• [GIVEN DATA]

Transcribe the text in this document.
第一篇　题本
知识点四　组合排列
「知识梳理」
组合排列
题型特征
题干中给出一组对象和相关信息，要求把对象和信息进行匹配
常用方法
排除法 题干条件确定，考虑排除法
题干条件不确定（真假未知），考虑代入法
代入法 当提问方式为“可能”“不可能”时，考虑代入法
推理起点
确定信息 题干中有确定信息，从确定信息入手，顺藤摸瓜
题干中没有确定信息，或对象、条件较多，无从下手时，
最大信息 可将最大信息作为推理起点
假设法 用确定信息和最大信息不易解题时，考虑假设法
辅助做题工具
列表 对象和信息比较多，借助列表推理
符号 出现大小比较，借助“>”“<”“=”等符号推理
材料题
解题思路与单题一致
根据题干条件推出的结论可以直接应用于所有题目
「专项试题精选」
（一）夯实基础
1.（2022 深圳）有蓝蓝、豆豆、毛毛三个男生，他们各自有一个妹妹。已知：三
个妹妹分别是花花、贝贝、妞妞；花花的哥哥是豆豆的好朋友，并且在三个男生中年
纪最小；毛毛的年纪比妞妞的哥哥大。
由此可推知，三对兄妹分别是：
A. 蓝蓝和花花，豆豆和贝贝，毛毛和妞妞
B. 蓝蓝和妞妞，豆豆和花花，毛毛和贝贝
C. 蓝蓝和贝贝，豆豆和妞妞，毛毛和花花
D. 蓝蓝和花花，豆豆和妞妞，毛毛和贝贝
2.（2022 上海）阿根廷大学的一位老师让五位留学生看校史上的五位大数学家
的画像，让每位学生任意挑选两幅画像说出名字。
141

• [TASK PROMPT]
Return each entry from above without altering a single character.

• [TASK SOLUTION]
Transcribe the text in this document.
第一篇　题本
知识点四　组合排列
「知识梳理」
组合排列
题型特征
题干中给出一组对象和相关信息，要求把对象和信息进行匹配
常用方法
排除法 题干条件确定，考虑排除法
题干条件不确定（真假未知），考虑代入法
代入法 当提问方式为“可能”“不可能”时，考虑代入法
推理起点
确定信息 题干中有确定信息，从确定信息入手，顺藤摸瓜
题干中没有确定信息，或对象、条件较多，无从下手时，
最大信息 可将最大信息作为推理起点
假设法 用确定信息和最大信息不易解题时，考虑假设法
辅助做题工具
列表 对象和信息比较多，借助列表推理
符号 出现大小比较，借助“>”“<”“=”等符号推理
材料题
解题思路与单题一致
根据题干条件推出的结论可以直接应用于所有题目
「专项试题精选」
（一）夯实基础
1.（2022 深圳）有蓝蓝、豆豆、毛毛三个男生，他们各自有一个妹妹。已知：三
个妹妹分别是花花、贝贝、妞妞；花花的哥哥是豆豆的好朋友，并且在三个男生中年
纪最小；毛毛的年纪比妞妞的哥哥大。
由此可推知，三对兄妹分别是：
A. 蓝蓝和花花，豆豆和贝贝，毛毛和妞妞
B. 蓝蓝和妞妞，豆豆和花花，毛毛和贝贝
C. 蓝蓝和贝贝，豆豆和妞妞，毛毛和花花
D. 蓝蓝和花花，豆豆和妞妞，毛毛和贝贝
2.（2022 上海）阿根廷大学的一位老师让五位留学生看校史上的五位大数学家
的画像，让每位学生任意挑选两幅画像说出名字。
141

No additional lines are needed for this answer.